**WHAT IS NEEDED**
Tally the lines that hold the string "JSON", and reply with the count alone.

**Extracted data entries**
┌──
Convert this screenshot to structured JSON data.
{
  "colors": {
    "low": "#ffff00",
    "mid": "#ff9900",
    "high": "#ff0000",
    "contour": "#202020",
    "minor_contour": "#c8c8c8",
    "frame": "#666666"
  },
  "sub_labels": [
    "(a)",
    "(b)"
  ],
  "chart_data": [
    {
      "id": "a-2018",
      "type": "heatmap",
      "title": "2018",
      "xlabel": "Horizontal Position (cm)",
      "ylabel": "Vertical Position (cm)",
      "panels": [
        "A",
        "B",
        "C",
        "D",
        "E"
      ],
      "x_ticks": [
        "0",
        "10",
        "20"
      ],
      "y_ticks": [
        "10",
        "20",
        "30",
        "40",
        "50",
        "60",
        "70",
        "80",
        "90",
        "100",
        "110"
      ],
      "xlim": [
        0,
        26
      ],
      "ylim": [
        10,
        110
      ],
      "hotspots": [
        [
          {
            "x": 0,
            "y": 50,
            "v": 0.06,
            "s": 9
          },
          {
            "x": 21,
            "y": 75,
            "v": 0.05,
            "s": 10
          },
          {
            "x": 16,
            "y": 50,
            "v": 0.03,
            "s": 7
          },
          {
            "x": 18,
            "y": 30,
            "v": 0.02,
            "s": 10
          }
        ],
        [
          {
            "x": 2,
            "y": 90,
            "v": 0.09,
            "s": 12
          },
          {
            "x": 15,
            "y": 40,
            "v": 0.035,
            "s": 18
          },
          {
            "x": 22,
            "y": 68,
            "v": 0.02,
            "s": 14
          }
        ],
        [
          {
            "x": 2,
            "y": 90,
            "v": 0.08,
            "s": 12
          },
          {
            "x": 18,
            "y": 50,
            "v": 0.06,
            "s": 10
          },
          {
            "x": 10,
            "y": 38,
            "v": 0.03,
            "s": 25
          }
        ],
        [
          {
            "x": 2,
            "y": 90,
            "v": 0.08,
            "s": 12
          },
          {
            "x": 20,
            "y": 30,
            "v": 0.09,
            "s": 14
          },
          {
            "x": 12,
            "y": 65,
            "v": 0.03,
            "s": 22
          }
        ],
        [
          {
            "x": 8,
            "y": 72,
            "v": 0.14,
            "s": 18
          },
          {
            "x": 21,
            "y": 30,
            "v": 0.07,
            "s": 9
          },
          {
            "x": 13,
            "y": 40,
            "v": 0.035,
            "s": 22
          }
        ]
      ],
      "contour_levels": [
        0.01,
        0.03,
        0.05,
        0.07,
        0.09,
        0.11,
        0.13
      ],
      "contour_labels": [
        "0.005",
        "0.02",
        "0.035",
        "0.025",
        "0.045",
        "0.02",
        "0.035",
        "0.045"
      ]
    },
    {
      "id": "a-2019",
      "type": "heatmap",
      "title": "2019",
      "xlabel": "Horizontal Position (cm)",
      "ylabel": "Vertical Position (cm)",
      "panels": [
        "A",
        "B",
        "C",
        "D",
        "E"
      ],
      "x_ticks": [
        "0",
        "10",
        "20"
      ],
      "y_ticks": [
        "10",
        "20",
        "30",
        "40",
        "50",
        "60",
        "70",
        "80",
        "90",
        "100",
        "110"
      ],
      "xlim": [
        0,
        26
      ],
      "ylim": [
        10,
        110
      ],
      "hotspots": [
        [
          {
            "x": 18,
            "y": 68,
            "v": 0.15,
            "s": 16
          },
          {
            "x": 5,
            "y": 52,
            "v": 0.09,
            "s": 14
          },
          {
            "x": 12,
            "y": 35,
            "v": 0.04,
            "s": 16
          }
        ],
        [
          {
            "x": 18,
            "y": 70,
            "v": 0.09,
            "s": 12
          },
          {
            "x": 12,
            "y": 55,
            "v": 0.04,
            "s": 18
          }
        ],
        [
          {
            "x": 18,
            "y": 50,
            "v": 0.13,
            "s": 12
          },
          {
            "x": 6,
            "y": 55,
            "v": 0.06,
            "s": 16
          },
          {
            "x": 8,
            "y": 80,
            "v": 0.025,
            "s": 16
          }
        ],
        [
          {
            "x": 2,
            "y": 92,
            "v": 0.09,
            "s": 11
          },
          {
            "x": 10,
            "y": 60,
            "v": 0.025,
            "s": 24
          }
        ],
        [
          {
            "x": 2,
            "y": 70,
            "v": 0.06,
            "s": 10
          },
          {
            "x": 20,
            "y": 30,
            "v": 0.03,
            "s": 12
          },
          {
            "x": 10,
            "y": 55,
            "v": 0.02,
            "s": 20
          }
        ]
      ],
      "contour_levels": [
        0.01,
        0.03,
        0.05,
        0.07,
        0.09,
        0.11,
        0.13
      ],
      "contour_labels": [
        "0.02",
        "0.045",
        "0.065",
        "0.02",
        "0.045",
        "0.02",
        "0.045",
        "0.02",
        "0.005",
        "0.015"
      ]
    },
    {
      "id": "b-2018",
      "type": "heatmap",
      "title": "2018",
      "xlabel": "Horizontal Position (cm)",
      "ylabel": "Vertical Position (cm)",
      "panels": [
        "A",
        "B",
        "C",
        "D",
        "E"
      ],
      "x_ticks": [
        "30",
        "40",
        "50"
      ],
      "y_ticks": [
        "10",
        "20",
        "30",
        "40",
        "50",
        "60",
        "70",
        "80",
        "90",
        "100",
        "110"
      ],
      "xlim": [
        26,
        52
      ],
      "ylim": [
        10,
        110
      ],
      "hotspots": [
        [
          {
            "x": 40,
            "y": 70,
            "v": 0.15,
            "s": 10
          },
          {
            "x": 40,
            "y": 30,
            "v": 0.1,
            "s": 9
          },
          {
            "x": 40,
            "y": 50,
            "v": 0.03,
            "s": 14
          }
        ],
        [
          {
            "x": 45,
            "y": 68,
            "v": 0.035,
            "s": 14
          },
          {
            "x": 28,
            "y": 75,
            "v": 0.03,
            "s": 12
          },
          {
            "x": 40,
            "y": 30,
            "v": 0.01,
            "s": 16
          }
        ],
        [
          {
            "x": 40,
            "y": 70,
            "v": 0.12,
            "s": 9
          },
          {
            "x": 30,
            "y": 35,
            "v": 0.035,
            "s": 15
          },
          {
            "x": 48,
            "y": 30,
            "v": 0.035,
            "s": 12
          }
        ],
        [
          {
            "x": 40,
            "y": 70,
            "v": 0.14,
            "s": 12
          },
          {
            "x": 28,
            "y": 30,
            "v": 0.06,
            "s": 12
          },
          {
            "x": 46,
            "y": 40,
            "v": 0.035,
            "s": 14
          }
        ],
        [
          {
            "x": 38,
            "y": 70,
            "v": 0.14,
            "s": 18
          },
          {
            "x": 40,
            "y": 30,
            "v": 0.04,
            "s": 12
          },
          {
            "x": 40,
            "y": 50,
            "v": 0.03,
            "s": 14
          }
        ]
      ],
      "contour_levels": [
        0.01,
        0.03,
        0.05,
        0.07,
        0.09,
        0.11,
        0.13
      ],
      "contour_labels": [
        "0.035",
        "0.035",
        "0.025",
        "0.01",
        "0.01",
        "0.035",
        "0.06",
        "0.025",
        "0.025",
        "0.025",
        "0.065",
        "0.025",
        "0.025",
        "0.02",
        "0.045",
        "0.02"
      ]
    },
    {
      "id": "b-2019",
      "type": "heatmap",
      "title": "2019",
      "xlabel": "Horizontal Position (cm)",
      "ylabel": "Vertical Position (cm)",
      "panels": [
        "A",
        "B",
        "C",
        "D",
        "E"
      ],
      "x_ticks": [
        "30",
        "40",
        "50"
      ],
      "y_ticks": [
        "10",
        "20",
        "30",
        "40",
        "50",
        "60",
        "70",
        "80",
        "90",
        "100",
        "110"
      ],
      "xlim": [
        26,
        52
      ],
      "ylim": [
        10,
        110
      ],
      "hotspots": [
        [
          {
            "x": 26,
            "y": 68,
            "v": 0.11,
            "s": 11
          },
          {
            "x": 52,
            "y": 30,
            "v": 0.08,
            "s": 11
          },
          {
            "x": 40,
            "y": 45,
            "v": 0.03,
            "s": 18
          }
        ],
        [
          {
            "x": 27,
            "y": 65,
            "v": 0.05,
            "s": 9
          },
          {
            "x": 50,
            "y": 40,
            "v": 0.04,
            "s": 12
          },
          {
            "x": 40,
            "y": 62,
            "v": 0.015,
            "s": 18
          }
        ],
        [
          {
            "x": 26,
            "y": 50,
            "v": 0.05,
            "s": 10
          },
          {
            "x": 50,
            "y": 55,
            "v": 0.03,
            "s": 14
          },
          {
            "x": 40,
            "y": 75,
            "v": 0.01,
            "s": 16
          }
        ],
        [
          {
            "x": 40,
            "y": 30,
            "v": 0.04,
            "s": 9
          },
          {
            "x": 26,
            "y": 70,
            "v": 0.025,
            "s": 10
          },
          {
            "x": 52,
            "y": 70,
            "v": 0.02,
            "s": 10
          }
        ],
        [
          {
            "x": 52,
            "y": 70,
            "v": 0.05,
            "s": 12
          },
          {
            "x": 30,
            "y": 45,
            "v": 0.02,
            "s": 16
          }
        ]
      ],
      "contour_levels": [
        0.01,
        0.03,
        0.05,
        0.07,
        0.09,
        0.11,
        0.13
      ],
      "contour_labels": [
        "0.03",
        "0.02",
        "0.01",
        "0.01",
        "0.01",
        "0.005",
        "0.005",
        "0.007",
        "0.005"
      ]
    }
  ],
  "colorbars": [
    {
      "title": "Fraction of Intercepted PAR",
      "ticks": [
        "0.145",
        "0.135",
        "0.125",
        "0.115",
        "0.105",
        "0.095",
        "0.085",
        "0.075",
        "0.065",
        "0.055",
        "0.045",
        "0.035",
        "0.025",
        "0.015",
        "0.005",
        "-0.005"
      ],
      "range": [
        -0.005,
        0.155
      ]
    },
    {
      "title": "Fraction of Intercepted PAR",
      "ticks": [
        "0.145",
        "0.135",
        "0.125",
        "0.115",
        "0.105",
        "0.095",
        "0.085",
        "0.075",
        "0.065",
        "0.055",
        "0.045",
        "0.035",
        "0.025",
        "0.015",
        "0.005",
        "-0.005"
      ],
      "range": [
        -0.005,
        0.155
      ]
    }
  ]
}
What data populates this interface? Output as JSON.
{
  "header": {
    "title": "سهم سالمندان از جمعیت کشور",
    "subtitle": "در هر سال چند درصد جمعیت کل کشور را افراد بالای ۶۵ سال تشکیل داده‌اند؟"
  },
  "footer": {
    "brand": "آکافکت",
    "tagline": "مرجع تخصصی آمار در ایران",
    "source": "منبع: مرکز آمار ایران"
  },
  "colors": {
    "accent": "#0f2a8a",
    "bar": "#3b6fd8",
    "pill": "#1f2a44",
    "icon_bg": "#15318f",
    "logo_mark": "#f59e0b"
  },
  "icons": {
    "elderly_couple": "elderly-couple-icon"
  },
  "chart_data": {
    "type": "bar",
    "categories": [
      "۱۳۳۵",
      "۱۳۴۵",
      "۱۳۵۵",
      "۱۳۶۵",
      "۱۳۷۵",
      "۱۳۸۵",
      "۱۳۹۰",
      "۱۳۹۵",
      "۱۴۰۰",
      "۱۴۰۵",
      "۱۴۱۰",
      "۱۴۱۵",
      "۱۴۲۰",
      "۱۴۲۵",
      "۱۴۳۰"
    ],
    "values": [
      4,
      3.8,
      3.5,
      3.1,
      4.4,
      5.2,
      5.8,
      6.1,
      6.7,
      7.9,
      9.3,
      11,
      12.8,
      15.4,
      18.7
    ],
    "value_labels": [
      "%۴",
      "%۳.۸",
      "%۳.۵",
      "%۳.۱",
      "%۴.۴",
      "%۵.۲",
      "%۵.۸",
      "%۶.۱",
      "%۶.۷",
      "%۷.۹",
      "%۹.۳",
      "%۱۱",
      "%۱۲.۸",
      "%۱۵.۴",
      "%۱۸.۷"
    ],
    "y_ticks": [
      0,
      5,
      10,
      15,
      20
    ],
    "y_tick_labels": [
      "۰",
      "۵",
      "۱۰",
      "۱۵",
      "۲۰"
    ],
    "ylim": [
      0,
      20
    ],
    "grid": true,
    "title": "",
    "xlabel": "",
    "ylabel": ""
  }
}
└──
**FINISHED ANSWER**
2